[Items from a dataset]

- - - - -

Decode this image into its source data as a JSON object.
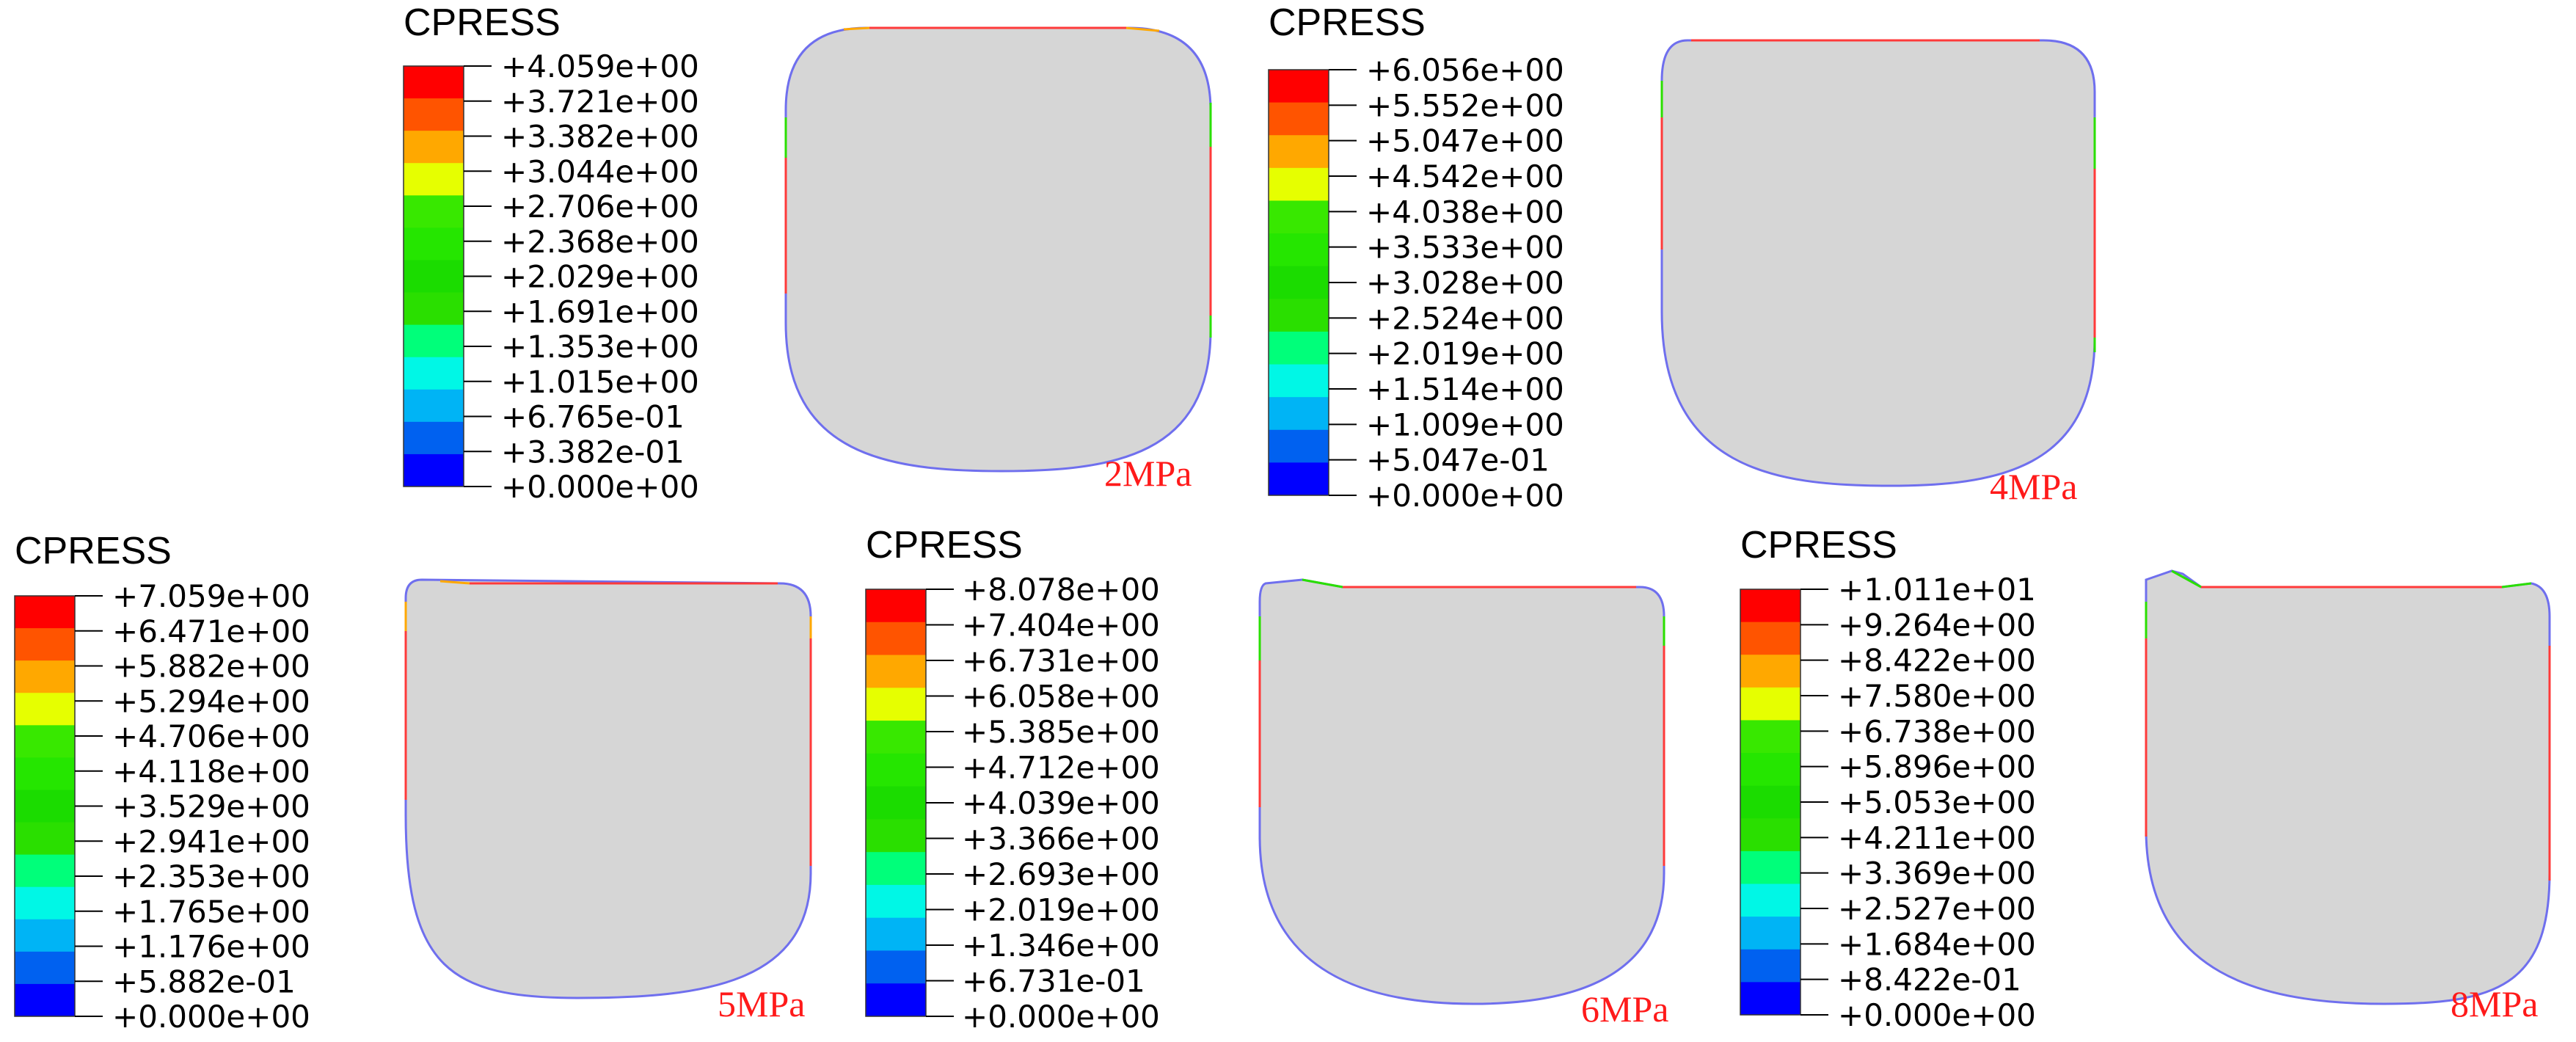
{
  "legend_colors": [
    "#ff0000",
    "#ff5400",
    "#ffa800",
    "#e6ff00",
    "#38e800",
    "#25e600",
    "#1bdc00",
    "#2adf00",
    "#00ff7a",
    "#00f7e6",
    "#00b4f5",
    "#0061f0",
    "#0000ff"
  ],
  "colors": {
    "section_fill": "#d6d6d6",
    "outline": "#6f6fee",
    "contact": "#ff3a3a",
    "label": "#ff1a1a"
  },
  "panels": [
    {
      "title": "CPRESS",
      "pressure_label": "2MPa",
      "ticks": [
        "+4.059e+00",
        "+3.721e+00",
        "+3.382e+00",
        "+3.044e+00",
        "+2.706e+00",
        "+2.368e+00",
        "+2.029e+00",
        "+1.691e+00",
        "+1.353e+00",
        "+1.015e+00",
        "+6.765e-01",
        "+3.382e-01",
        "+0.000e+00"
      ]
    },
    {
      "title": "CPRESS",
      "pressure_label": "4MPa",
      "ticks": [
        "+6.056e+00",
        "+5.552e+00",
        "+5.047e+00",
        "+4.542e+00",
        "+4.038e+00",
        "+3.533e+00",
        "+3.028e+00",
        "+2.524e+00",
        "+2.019e+00",
        "+1.514e+00",
        "+1.009e+00",
        "+5.047e-01",
        "+0.000e+00"
      ]
    },
    {
      "title": "CPRESS",
      "pressure_label": "5MPa",
      "ticks": [
        "+7.059e+00",
        "+6.471e+00",
        "+5.882e+00",
        "+5.294e+00",
        "+4.706e+00",
        "+4.118e+00",
        "+3.529e+00",
        "+2.941e+00",
        "+2.353e+00",
        "+1.765e+00",
        "+1.176e+00",
        "+5.882e-01",
        "+0.000e+00"
      ]
    },
    {
      "title": "CPRESS",
      "pressure_label": "6MPa",
      "ticks": [
        "+8.078e+00",
        "+7.404e+00",
        "+6.731e+00",
        "+6.058e+00",
        "+5.385e+00",
        "+4.712e+00",
        "+4.039e+00",
        "+3.366e+00",
        "+2.693e+00",
        "+2.019e+00",
        "+1.346e+00",
        "+6.731e-01",
        "+0.000e+00"
      ]
    },
    {
      "title": "CPRESS",
      "pressure_label": "8MPa",
      "ticks": [
        "+1.011e+01",
        "+9.264e+00",
        "+8.422e+00",
        "+7.580e+00",
        "+6.738e+00",
        "+5.896e+00",
        "+5.053e+00",
        "+4.211e+00",
        "+3.369e+00",
        "+2.527e+00",
        "+1.684e+00",
        "+8.422e-01",
        "+0.000e+00"
      ]
    }
  ]
}
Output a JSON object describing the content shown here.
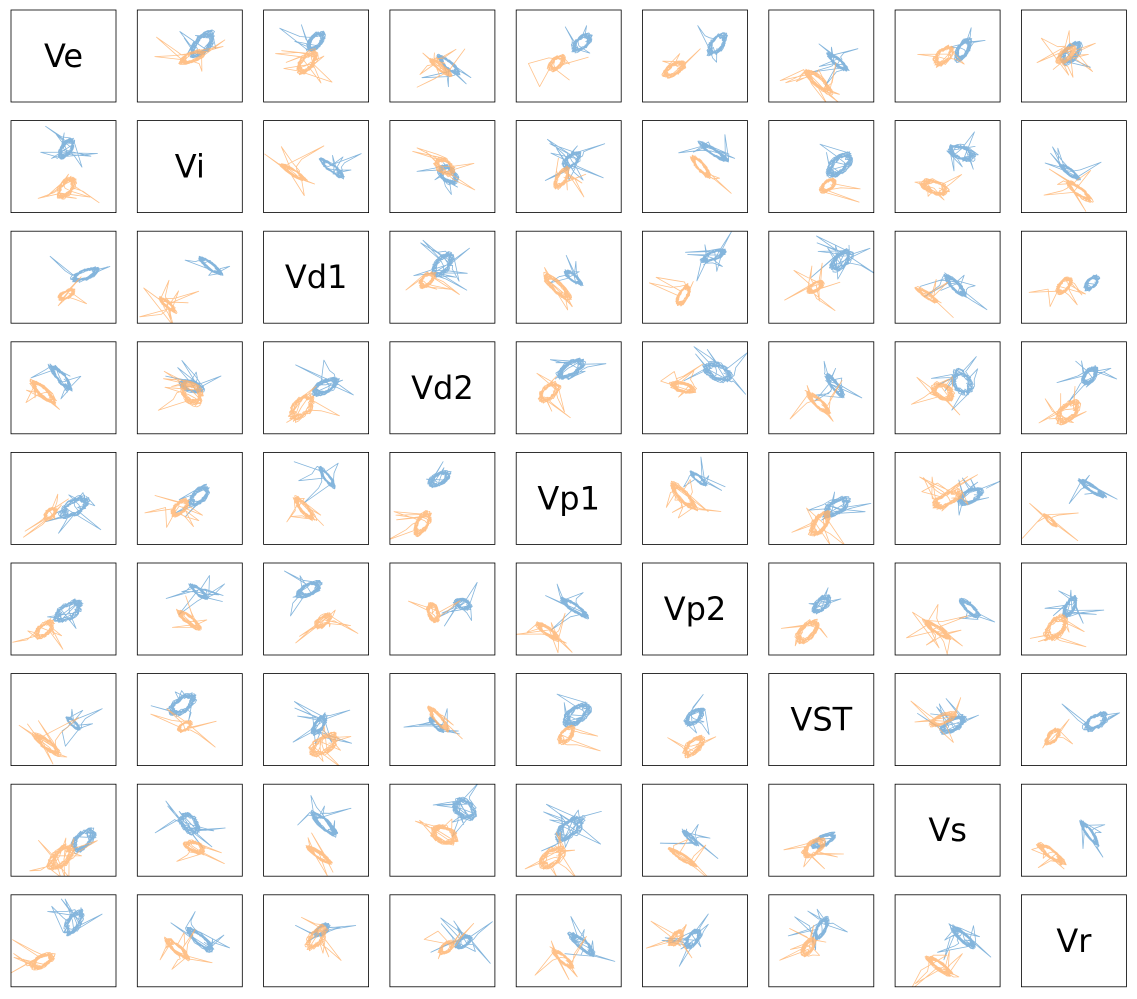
{
  "chart_data": {
    "type": "scatter-matrix",
    "title": "",
    "variables": [
      "Ve",
      "Vi",
      "Vd1",
      "Vd2",
      "Vp1",
      "Vp2",
      "VST",
      "Vs",
      "Vr"
    ],
    "series": [
      {
        "name": "",
        "color": "#6fa8d6"
      },
      {
        "name": "",
        "color": "#ffb26b"
      }
    ],
    "grid": false,
    "axes": "hidden",
    "diagonal": "variable-name",
    "off_diagonal": "pairwise phase-plane trajectories (line traces)"
  }
}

- - - - -

Direction
Transcribe the records above exactly as they appear, leaving out any pictures.

Full solution
Decode this image into its source data as a JSON object.
{
  "legend_colors": [
    "#ff0000",
    "#ff5400",
    "#ffa800",
    "#e6ff00",
    "#38e800",
    "#25e600",
    "#1bdc00",
    "#2adf00",
    "#00ff7a",
    "#00f7e6",
    "#00b4f5",
    "#0061f0",
    "#0000ff"
  ],
  "colors": {
    "section_fill": "#d6d6d6",
    "outline": "#6f6fee",
    "contact": "#ff3a3a",
    "label": "#ff1a1a"
  },
  "panels": [
    {
      "title": "CPRESS",
      "pressure_label": "2MPa",
      "ticks": [
        "+4.059e+00",
        "+3.721e+00",
        "+3.382e+00",
        "+3.044e+00",
        "+2.706e+00",
        "+2.368e+00",
        "+2.029e+00",
        "+1.691e+00",
        "+1.353e+00",
        "+1.015e+00",
        "+6.765e-01",
        "+3.382e-01",
        "+0.000e+00"
      ]
    },
    {
      "title": "CPRESS",
      "pressure_label": "4MPa",
      "ticks": [
        "+6.056e+00",
        "+5.552e+00",
        "+5.047e+00",
        "+4.542e+00",
        "+4.038e+00",
        "+3.533e+00",
        "+3.028e+00",
        "+2.524e+00",
        "+2.019e+00",
        "+1.514e+00",
        "+1.009e+00",
        "+5.047e-01",
        "+0.000e+00"
      ]
    },
    {
      "title": "CPRESS",
      "pressure_label": "5MPa",
      "ticks": [
        "+7.059e+00",
        "+6.471e+00",
        "+5.882e+00",
        "+5.294e+00",
        "+4.706e+00",
        "+4.118e+00",
        "+3.529e+00",
        "+2.941e+00",
        "+2.353e+00",
        "+1.765e+00",
        "+1.176e+00",
        "+5.882e-01",
        "+0.000e+00"
      ]
    },
    {
      "title": "CPRESS",
      "pressure_label": "6MPa",
      "ticks": [
        "+8.078e+00",
        "+7.404e+00",
        "+6.731e+00",
        "+6.058e+00",
        "+5.385e+00",
        "+4.712e+00",
        "+4.039e+00",
        "+3.366e+00",
        "+2.693e+00",
        "+2.019e+00",
        "+1.346e+00",
        "+6.731e-01",
        "+0.000e+00"
      ]
    },
    {
      "title": "CPRESS",
      "pressure_label": "8MPa",
      "ticks": [
        "+1.011e+01",
        "+9.264e+00",
        "+8.422e+00",
        "+7.580e+00",
        "+6.738e+00",
        "+5.896e+00",
        "+5.053e+00",
        "+4.211e+00",
        "+3.369e+00",
        "+2.527e+00",
        "+1.684e+00",
        "+8.422e-01",
        "+0.000e+00"
      ]
    }
  ]
}
Output a JSON object describing the content shown here.
{
  "chart_data": {
    "type": "scatter-matrix",
    "title": "",
    "variables": [
      "Ve",
      "Vi",
      "Vd1",
      "Vd2",
      "Vp1",
      "Vp2",
      "VST",
      "Vs",
      "Vr"
    ],
    "series": [
      {
        "name": "",
        "color": "#6fa8d6"
      },
      {
        "name": "",
        "color": "#ffb26b"
      }
    ],
    "grid": false,
    "axes": "hidden",
    "diagonal": "variable-name",
    "off_diagonal": "pairwise phase-plane trajectories (line traces)"
  }
}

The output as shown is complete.